--- start Input rows ---

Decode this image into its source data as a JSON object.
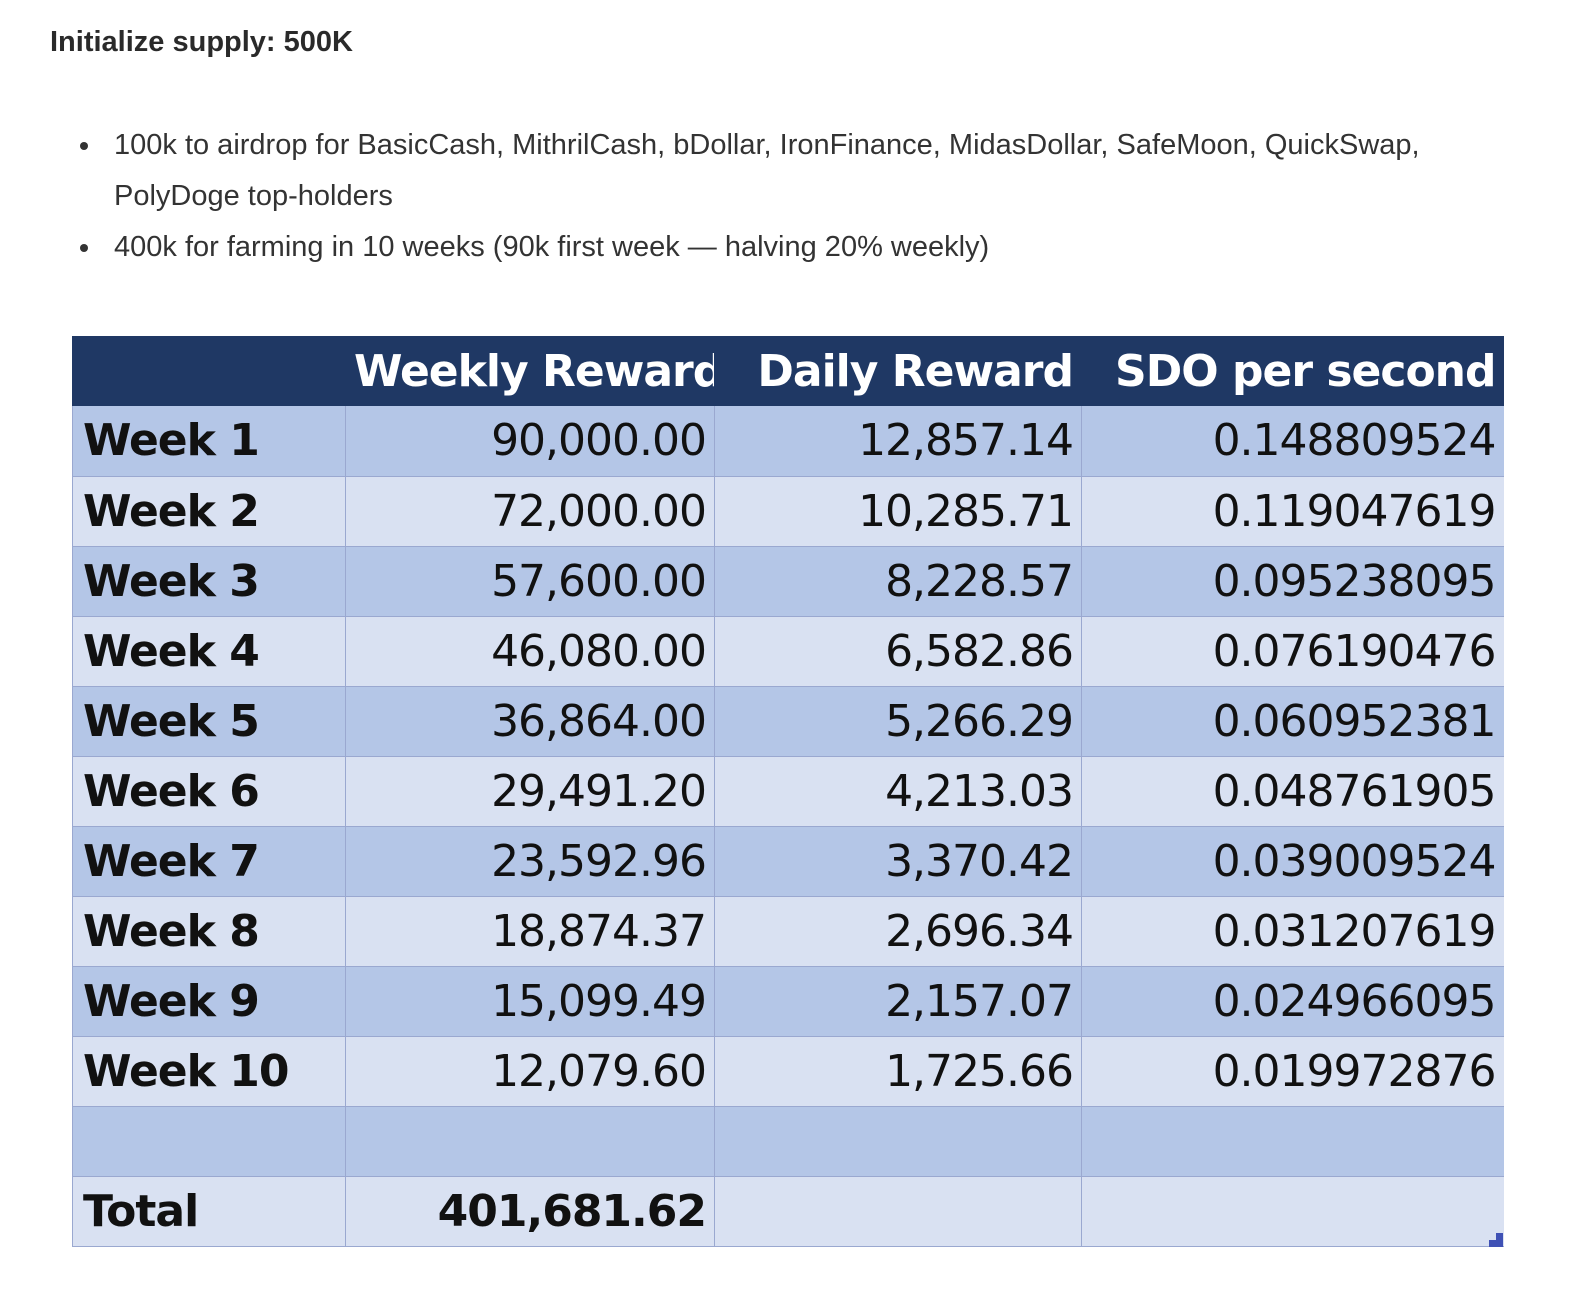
{
  "heading": "Initialize supply: 500K",
  "bullets": [
    "100k to airdrop for BasicCash, MithrilCash, bDollar, IronFinance, MidasDollar, SafeMoon, QuickSwap, PolyDoge top-holders",
    "400k for farming in 10 weeks (90k first week — halving 20% weekly)"
  ],
  "table": {
    "headers": [
      "",
      "Weekly Reward",
      "Daily Reward",
      "SDO per second"
    ],
    "rows": [
      [
        "Week 1",
        "90,000.00",
        "12,857.14",
        "0.148809524"
      ],
      [
        "Week 2",
        "72,000.00",
        "10,285.71",
        "0.119047619"
      ],
      [
        "Week 3",
        "57,600.00",
        "8,228.57",
        "0.095238095"
      ],
      [
        "Week 4",
        "46,080.00",
        "6,582.86",
        "0.076190476"
      ],
      [
        "Week 5",
        "36,864.00",
        "5,266.29",
        "0.060952381"
      ],
      [
        "Week 6",
        "29,491.20",
        "4,213.03",
        "0.048761905"
      ],
      [
        "Week 7",
        "23,592.96",
        "3,370.42",
        "0.039009524"
      ],
      [
        "Week 8",
        "18,874.37",
        "2,696.34",
        "0.031207619"
      ],
      [
        "Week 9",
        "15,099.49",
        "2,157.07",
        "0.024966095"
      ],
      [
        "Week 10",
        "12,079.60",
        "1,725.66",
        "0.019972876"
      ],
      [
        "",
        "",
        "",
        ""
      ],
      [
        "Total",
        "401,681.62",
        "",
        ""
      ]
    ]
  },
  "colors": {
    "header_bg": "#1f3864",
    "row_dark": "#b4c6e7",
    "row_light": "#d9e1f2",
    "border": "#9aa8d0",
    "resize_mark": "#3f51b5"
  }
}
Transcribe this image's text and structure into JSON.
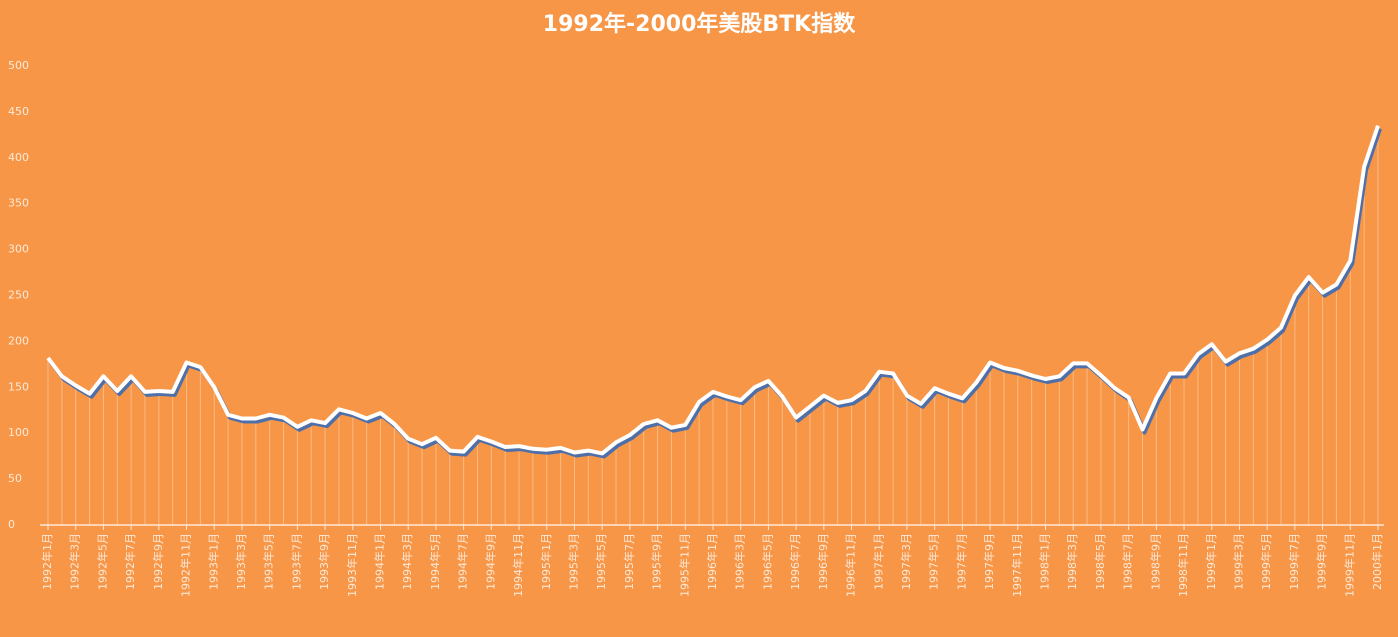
{
  "chart_data": {
    "type": "line",
    "title": "1992年-2000年美股BTK指数",
    "categories": [
      "1992年1月",
      null,
      "1992年3月",
      null,
      "1992年5月",
      null,
      "1992年7月",
      null,
      "1992年9月",
      null,
      "1992年11月",
      null,
      "1993年1月",
      null,
      "1993年3月",
      null,
      "1993年5月",
      null,
      "1993年7月",
      null,
      "1993年9月",
      null,
      "1993年11月",
      null,
      "1994年1月",
      null,
      "1994年3月",
      null,
      "1994年5月",
      null,
      "1994年7月",
      null,
      "1994年9月",
      null,
      "1994年11月",
      null,
      "1995年1月",
      null,
      "1995年3月",
      null,
      "1995年5月",
      null,
      "1995年7月",
      null,
      "1995年9月",
      null,
      "1995年11月",
      null,
      "1996年1月",
      null,
      "1996年3月",
      null,
      "1996年5月",
      null,
      "1996年7月",
      null,
      "1996年9月",
      null,
      "1996年11月",
      null,
      "1997年1月",
      null,
      "1997年3月",
      null,
      "1997年5月",
      null,
      "1997年7月",
      null,
      "1997年9月",
      null,
      "1997年11月",
      null,
      "1998年1月",
      null,
      "1998年3月",
      null,
      "1998年5月",
      null,
      "1998年7月",
      null,
      "1998年9月",
      null,
      "1998年11月",
      null,
      "1999年1月",
      null,
      "1999年3月",
      null,
      "1999年5月",
      null,
      "1999年7月",
      null,
      "1999年9月",
      null,
      "1999年11月",
      null,
      "2000年1月"
    ],
    "values": [
      182,
      162,
      152,
      143,
      162,
      146,
      162,
      145,
      146,
      145,
      177,
      172,
      150,
      120,
      116,
      116,
      120,
      117,
      107,
      114,
      111,
      126,
      122,
      116,
      122,
      110,
      94,
      88,
      95,
      81,
      80,
      96,
      91,
      85,
      86,
      83,
      82,
      84,
      79,
      81,
      78,
      90,
      98,
      110,
      114,
      106,
      109,
      134,
      145,
      140,
      136,
      150,
      157,
      140,
      117,
      129,
      141,
      133,
      136,
      146,
      167,
      165,
      141,
      132,
      149,
      143,
      138,
      155,
      177,
      171,
      168,
      163,
      159,
      162,
      176,
      176,
      163,
      149,
      139,
      104,
      138,
      165,
      165,
      186,
      197,
      178,
      187,
      192,
      202,
      215,
      250,
      270,
      253,
      262,
      288,
      390,
      435
    ],
    "color": "#ffffff",
    "ylim": [
      0,
      500
    ],
    "yticks": [
      0,
      50,
      100,
      150,
      200,
      250,
      300,
      350,
      400,
      450,
      500
    ]
  }
}
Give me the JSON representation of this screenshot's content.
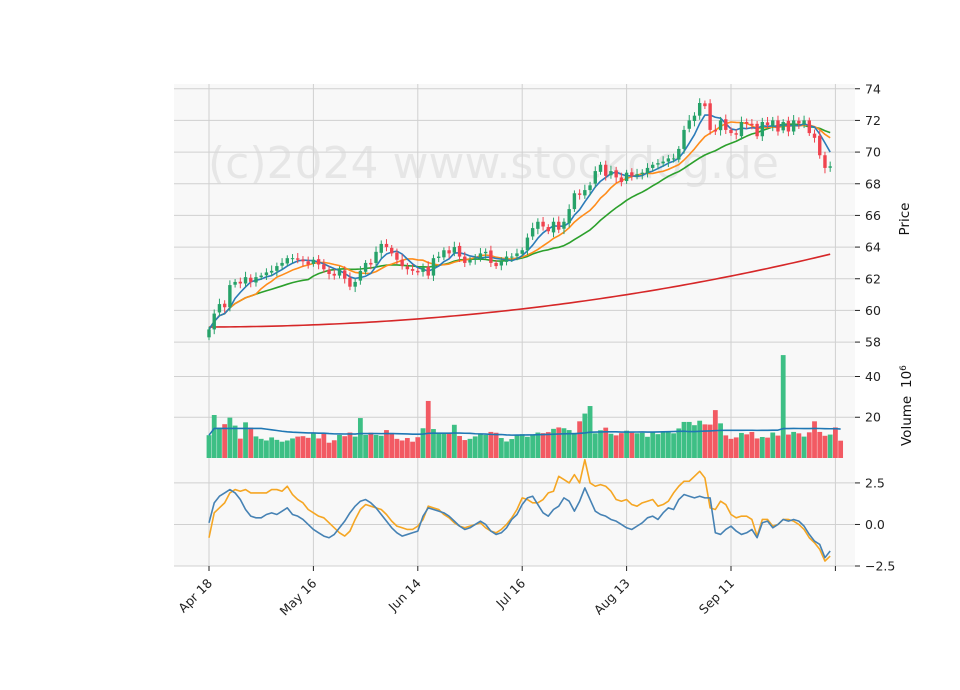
{
  "watermark": "(c)2024 www.stockdog.de",
  "colors": {
    "up": "#26a269",
    "down": "#f0434f",
    "up_vol": "#3dbf85",
    "down_vol": "#f25a63",
    "ma_blue": "#2b7bb9",
    "ma_orange": "#ff8c1a",
    "ma_green": "#2ca02c",
    "ma_red": "#d62728",
    "vol_ma": "#1f77b4",
    "osc_blue": "#4682b4",
    "osc_orange": "#f5a623",
    "panel_bg": "#f8f8f8",
    "grid": "#d0d0d0"
  },
  "chart_data": {
    "type": "candlestick",
    "x_tick_labels": [
      "Apr 18",
      "May 16",
      "Jun 14",
      "Jul 16",
      "Aug 13",
      "Sep 11"
    ],
    "x_tick_indices": [
      0,
      20,
      40,
      60,
      80,
      100
    ],
    "num_bars": 120,
    "panels": {
      "price": {
        "ylabel": "Price",
        "ylim": [
          57.5,
          74.3
        ],
        "ticks": [
          58,
          60,
          62,
          64,
          66,
          68,
          70,
          72,
          74
        ]
      },
      "volume": {
        "ylabel": "Volume",
        "ylabel_exp": "6",
        "ylim": [
          0,
          53
        ],
        "ticks": [
          20,
          40
        ]
      },
      "oscillator": {
        "ylim": [
          -2.5,
          4.0
        ],
        "ticks": [
          -2.5,
          0.0,
          2.5
        ],
        "tick_labels": [
          "−2.5",
          "0.0",
          "2.5"
        ]
      }
    },
    "closes": [
      58.8,
      59.8,
      60.4,
      60.2,
      61.6,
      61.8,
      61.7,
      62.1,
      61.8,
      62.1,
      62.2,
      62.4,
      62.5,
      62.8,
      63.0,
      63.3,
      63.3,
      63.2,
      63.1,
      62.9,
      63.2,
      62.9,
      62.6,
      62.3,
      62.2,
      62.6,
      62.0,
      61.5,
      61.8,
      62.5,
      63.0,
      62.9,
      63.7,
      64.2,
      64.0,
      63.6,
      63.2,
      62.8,
      62.6,
      62.5,
      62.4,
      62.7,
      62.2,
      63.3,
      63.4,
      63.8,
      63.6,
      64.0,
      63.4,
      63.0,
      63.2,
      63.3,
      63.6,
      63.7,
      63.0,
      62.8,
      63.1,
      63.4,
      63.4,
      63.6,
      63.8,
      64.6,
      65.2,
      65.6,
      65.3,
      65.0,
      65.6,
      65.1,
      65.6,
      66.4,
      67.4,
      67.3,
      67.6,
      67.9,
      68.8,
      69.2,
      68.5,
      68.8,
      68.4,
      68.1,
      68.7,
      68.5,
      68.6,
      68.7,
      69.0,
      69.2,
      69.3,
      69.4,
      69.6,
      69.6,
      70.2,
      71.4,
      72.0,
      72.3,
      73.1,
      72.9,
      71.4,
      71.3,
      72.0,
      71.4,
      71.2,
      71.1,
      71.9,
      71.8,
      71.7,
      71.0,
      71.9,
      71.7,
      72.0,
      71.3,
      71.9,
      71.3,
      72.0,
      71.8,
      72.0,
      71.2,
      70.9,
      69.8,
      69.0,
      69.1
    ],
    "volumes": [
      11.2,
      21.1,
      14.9,
      16.6,
      19.8,
      15.9,
      9.5,
      17.5,
      14.9,
      10.6,
      9.4,
      8.6,
      10.1,
      8.9,
      8.0,
      8.6,
      9.6,
      10.5,
      10.7,
      9.9,
      12.2,
      9.6,
      11.8,
      7.5,
      8.7,
      11.3,
      10.7,
      12.5,
      10.5,
      19.6,
      11.3,
      12.4,
      11.3,
      10.9,
      13.7,
      12.3,
      9.4,
      8.6,
      9.8,
      8.0,
      10.2,
      14.6,
      28.0,
      14.2,
      12.0,
      12.2,
      12.0,
      16.3,
      10.8,
      8.8,
      9.4,
      10.6,
      11.6,
      11.3,
      12.8,
      12.4,
      9.8,
      8.1,
      9.3,
      11.3,
      11.7,
      10.4,
      11.4,
      12.5,
      12.2,
      12.7,
      14.3,
      15.0,
      14.6,
      13.7,
      12.3,
      18.0,
      21.8,
      25.5,
      12.1,
      13.6,
      14.9,
      11.9,
      11.1,
      12.2,
      13.4,
      12.4,
      12.1,
      12.4,
      10.4,
      13.0,
      11.7,
      12.8,
      12.6,
      12.1,
      14.5,
      17.7,
      17.7,
      16.1,
      18.3,
      16.5,
      16.4,
      23.5,
      17.0,
      11.1,
      9.4,
      10.1,
      12.3,
      11.6,
      12.8,
      9.6,
      10.3,
      10.0,
      12.5,
      11.0,
      50.5,
      11.5,
      12.8,
      12.1,
      10.5,
      12.6,
      18.0,
      12.8,
      10.9,
      11.5,
      15.0,
      8.5
    ],
    "oscillator_blue": [
      0.1,
      1.3,
      1.7,
      1.9,
      2.1,
      1.9,
      1.5,
      0.9,
      0.5,
      0.4,
      0.4,
      0.6,
      0.7,
      0.6,
      0.8,
      1.0,
      0.6,
      0.5,
      0.3,
      0.0,
      -0.3,
      -0.5,
      -0.7,
      -0.8,
      -0.6,
      -0.2,
      0.2,
      0.7,
      1.1,
      1.4,
      1.5,
      1.3,
      1.0,
      0.6,
      0.2,
      -0.2,
      -0.5,
      -0.7,
      -0.6,
      -0.5,
      -0.4,
      0.5,
      1.0,
      0.9,
      0.8,
      0.7,
      0.5,
      0.2,
      -0.1,
      -0.3,
      -0.2,
      0.0,
      0.2,
      0.0,
      -0.4,
      -0.6,
      -0.5,
      -0.2,
      0.3,
      0.6,
      1.2,
      1.6,
      1.7,
      1.2,
      0.7,
      0.5,
      0.9,
      1.1,
      1.6,
      1.4,
      0.8,
      1.4,
      2.2,
      1.5,
      0.8,
      0.6,
      0.5,
      0.3,
      0.2,
      0.0,
      -0.2,
      -0.3,
      -0.1,
      0.1,
      0.4,
      0.5,
      0.3,
      0.7,
      1.0,
      0.9,
      1.5,
      1.8,
      1.7,
      1.6,
      1.7,
      1.6,
      1.6,
      -0.5,
      -0.6,
      -0.3,
      -0.1,
      -0.4,
      -0.6,
      -0.5,
      -0.3,
      -0.8,
      0.1,
      0.2,
      -0.2,
      0.0,
      0.3,
      0.2,
      0.3,
      0.2,
      -0.1,
      -0.6,
      -1.0,
      -1.2,
      -2.0,
      -1.6
    ],
    "oscillator_orange": [
      -0.8,
      0.7,
      1.0,
      1.3,
      1.9,
      2.1,
      2.0,
      2.1,
      1.9,
      1.9,
      1.9,
      1.9,
      2.1,
      2.1,
      2.0,
      2.3,
      1.8,
      1.5,
      1.3,
      0.9,
      0.7,
      0.5,
      0.4,
      0.1,
      -0.2,
      -0.5,
      -0.7,
      -0.4,
      0.3,
      0.9,
      1.2,
      1.1,
      1.0,
      0.9,
      0.6,
      0.2,
      -0.1,
      -0.2,
      -0.3,
      -0.3,
      -0.1,
      0.3,
      1.1,
      1.0,
      0.9,
      0.6,
      0.4,
      0.1,
      -0.1,
      -0.2,
      -0.1,
      0.0,
      0.1,
      -0.2,
      -0.4,
      -0.5,
      -0.3,
      0.0,
      0.4,
      0.9,
      1.6,
      1.5,
      1.3,
      1.3,
      1.5,
      1.9,
      2.0,
      2.9,
      2.7,
      2.5,
      3.0,
      2.5,
      3.9,
      2.5,
      2.3,
      2.4,
      2.3,
      2.0,
      1.5,
      1.4,
      1.5,
      1.2,
      1.1,
      1.3,
      1.4,
      1.5,
      1.1,
      1.2,
      1.4,
      1.9,
      2.3,
      2.6,
      2.6,
      2.9,
      3.2,
      2.8,
      1.0,
      0.9,
      1.4,
      1.2,
      0.6,
      0.4,
      0.5,
      0.5,
      0.3,
      -0.7,
      0.3,
      0.3,
      -0.1,
      0.0,
      0.3,
      0.3,
      0.2,
      0.0,
      -0.3,
      -0.8,
      -1.1,
      -1.5,
      -2.2,
      -1.9
    ]
  }
}
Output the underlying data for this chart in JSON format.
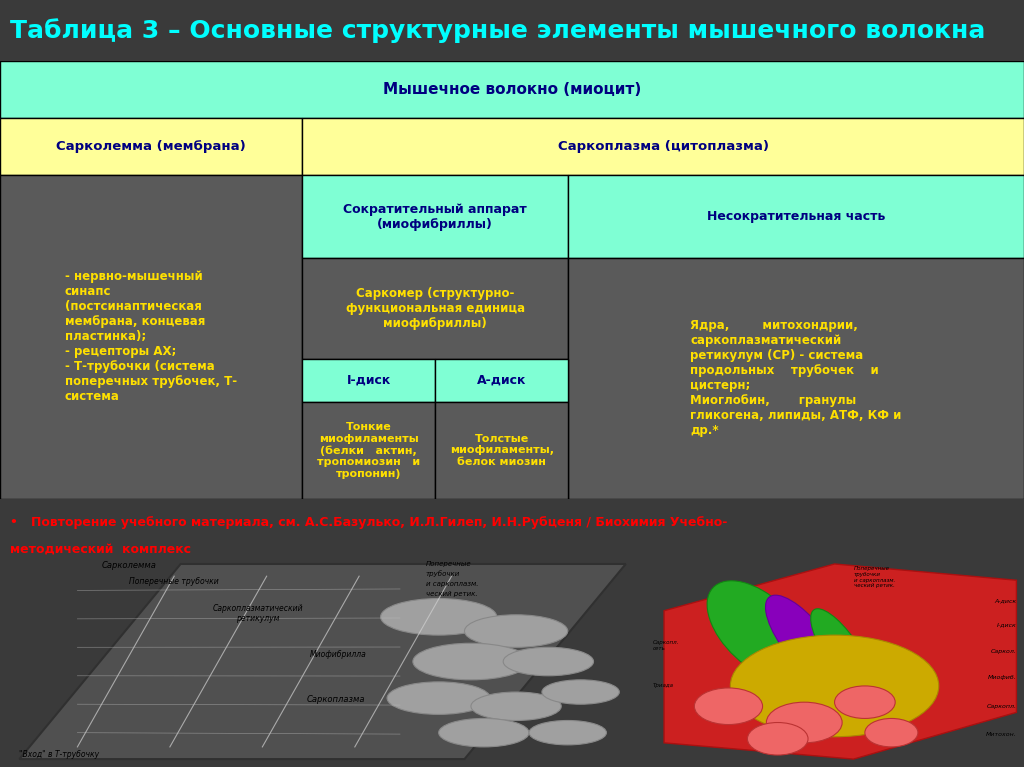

--- end Input rows ---

Work to be completed: Identify each line in the entries with the word "into" and copy it.

Expected answer:
Decode this image into its source data as a JSON object.
Transcribe this image's text and structure into JSON.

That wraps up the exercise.